## Records provided
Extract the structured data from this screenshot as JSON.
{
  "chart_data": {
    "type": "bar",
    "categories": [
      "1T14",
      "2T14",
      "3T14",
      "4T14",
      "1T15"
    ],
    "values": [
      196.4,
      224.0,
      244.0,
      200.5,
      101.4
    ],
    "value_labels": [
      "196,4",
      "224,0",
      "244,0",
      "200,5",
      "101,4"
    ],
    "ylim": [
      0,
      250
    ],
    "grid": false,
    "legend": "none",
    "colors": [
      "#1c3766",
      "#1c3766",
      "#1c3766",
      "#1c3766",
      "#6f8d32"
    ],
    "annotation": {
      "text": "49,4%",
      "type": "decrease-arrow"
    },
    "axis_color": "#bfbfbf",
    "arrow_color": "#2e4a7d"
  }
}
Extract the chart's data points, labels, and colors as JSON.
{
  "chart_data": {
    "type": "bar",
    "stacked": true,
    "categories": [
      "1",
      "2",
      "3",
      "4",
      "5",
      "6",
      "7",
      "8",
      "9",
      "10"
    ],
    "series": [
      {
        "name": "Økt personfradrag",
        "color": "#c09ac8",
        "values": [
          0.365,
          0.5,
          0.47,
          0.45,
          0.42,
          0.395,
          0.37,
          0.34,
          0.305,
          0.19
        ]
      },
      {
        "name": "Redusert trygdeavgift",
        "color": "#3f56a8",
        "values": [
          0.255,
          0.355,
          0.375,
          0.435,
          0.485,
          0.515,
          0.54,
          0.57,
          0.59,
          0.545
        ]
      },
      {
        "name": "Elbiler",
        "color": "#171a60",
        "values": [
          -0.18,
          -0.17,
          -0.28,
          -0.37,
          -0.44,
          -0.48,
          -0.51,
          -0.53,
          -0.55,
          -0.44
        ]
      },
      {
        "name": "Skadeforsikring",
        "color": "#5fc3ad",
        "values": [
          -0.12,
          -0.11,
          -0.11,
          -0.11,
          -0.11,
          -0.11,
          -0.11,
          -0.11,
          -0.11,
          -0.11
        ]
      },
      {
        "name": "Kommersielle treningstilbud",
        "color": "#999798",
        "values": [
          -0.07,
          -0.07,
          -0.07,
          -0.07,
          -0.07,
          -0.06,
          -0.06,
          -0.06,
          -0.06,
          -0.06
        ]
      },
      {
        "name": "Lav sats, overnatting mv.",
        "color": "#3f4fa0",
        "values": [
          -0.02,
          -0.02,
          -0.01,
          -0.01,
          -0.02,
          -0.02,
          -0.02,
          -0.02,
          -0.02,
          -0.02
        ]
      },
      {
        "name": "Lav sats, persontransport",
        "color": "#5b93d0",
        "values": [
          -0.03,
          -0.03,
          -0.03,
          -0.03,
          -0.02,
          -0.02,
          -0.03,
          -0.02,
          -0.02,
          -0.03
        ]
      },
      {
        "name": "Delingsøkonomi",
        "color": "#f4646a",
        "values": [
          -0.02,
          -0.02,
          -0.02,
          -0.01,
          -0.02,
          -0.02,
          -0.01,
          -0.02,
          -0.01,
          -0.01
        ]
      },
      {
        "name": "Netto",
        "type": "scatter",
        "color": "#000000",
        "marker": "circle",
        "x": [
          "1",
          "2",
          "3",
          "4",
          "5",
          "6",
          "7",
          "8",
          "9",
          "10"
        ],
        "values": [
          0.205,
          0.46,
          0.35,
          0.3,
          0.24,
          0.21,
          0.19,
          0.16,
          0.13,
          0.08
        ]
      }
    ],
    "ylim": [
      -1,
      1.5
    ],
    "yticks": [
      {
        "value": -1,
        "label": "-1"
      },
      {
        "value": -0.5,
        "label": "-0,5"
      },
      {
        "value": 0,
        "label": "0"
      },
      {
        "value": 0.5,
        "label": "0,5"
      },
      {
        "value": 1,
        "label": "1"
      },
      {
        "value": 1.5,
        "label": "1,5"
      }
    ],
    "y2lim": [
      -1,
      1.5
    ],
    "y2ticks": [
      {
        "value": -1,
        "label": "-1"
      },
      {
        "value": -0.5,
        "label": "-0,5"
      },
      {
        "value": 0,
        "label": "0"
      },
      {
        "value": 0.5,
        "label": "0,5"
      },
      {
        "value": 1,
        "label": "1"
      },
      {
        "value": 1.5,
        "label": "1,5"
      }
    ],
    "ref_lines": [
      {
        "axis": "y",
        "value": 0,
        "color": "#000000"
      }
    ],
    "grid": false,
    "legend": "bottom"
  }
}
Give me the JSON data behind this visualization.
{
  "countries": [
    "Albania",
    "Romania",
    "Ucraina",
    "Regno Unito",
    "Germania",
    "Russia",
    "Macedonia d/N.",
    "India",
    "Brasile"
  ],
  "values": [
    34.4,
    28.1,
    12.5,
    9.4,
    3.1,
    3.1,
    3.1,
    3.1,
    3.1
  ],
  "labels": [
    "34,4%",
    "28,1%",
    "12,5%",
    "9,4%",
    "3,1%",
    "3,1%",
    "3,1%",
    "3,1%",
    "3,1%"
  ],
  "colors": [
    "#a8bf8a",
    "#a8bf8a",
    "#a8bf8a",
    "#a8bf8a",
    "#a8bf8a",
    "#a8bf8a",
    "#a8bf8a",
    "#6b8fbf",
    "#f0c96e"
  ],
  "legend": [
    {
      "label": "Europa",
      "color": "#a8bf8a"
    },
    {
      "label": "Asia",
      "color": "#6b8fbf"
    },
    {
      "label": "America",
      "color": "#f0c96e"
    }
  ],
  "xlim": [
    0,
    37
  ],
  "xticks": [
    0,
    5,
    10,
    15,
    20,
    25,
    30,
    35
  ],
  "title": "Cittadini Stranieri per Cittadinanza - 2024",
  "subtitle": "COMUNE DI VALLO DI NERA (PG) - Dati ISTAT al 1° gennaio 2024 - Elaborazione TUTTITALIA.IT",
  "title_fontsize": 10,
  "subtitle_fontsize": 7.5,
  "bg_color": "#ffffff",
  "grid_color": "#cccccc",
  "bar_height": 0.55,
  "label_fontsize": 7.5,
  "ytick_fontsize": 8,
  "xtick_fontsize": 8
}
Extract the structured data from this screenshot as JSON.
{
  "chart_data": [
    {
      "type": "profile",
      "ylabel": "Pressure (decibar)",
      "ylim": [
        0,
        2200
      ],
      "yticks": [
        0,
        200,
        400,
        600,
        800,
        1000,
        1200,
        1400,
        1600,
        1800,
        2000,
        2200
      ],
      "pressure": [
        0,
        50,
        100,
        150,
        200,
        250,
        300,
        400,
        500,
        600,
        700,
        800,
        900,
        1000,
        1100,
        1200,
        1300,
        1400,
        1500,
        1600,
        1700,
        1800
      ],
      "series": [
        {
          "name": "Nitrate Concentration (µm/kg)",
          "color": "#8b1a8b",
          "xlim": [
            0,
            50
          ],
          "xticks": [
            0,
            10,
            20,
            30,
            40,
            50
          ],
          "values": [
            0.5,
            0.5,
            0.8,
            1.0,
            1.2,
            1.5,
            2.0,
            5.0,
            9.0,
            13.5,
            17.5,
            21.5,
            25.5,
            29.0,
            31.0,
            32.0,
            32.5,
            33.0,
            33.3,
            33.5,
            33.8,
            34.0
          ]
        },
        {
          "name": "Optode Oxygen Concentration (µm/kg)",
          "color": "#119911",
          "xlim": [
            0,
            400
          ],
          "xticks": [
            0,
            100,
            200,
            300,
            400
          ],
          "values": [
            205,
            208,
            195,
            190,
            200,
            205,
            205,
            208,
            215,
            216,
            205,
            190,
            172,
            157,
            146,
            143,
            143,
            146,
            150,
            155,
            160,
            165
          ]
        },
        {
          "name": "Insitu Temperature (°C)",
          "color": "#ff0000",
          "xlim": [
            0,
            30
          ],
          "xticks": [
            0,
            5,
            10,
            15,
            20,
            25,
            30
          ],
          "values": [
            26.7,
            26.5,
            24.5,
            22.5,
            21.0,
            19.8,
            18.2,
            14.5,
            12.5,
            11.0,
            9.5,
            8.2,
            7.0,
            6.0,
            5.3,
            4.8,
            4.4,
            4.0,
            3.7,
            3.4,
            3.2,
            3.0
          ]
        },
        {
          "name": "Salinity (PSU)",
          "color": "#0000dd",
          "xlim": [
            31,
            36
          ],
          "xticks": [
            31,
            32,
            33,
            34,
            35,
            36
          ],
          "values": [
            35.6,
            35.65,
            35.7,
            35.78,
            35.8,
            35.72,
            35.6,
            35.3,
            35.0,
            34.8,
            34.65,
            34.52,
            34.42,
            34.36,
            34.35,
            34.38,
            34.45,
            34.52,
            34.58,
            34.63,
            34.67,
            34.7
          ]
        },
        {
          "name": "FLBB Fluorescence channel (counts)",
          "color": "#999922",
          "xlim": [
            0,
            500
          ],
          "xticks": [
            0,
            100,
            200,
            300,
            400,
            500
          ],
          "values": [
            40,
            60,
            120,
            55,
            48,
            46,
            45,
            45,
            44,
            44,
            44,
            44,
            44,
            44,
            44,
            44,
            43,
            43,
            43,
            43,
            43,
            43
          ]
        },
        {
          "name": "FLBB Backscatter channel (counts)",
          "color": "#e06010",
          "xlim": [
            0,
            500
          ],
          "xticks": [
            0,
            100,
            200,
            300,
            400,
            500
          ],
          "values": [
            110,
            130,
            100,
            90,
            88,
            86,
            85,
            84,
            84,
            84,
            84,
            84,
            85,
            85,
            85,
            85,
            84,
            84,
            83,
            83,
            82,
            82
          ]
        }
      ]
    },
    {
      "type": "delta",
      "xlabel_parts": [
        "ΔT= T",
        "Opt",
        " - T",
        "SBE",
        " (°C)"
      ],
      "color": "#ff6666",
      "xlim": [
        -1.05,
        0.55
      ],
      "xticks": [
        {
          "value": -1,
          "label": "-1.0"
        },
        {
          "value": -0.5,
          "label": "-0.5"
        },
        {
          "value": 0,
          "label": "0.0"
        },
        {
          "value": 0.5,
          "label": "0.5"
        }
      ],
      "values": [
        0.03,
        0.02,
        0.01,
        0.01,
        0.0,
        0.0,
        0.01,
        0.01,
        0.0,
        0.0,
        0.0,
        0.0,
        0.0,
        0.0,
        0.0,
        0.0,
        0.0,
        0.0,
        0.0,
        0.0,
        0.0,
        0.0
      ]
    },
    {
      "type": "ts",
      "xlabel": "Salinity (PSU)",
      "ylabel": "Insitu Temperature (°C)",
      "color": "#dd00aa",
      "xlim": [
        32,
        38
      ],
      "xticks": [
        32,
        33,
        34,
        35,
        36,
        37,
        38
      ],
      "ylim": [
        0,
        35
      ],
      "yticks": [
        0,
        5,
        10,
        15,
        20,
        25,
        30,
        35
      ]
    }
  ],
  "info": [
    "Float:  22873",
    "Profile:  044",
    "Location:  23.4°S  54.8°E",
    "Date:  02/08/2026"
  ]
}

## What is needed
Search the records for the word "Insitu" and copy every line where it occurs.

## Exercise result
          "name": "Insitu Temperature (°C)",
      "ylabel": "Insitu Temperature (°C)",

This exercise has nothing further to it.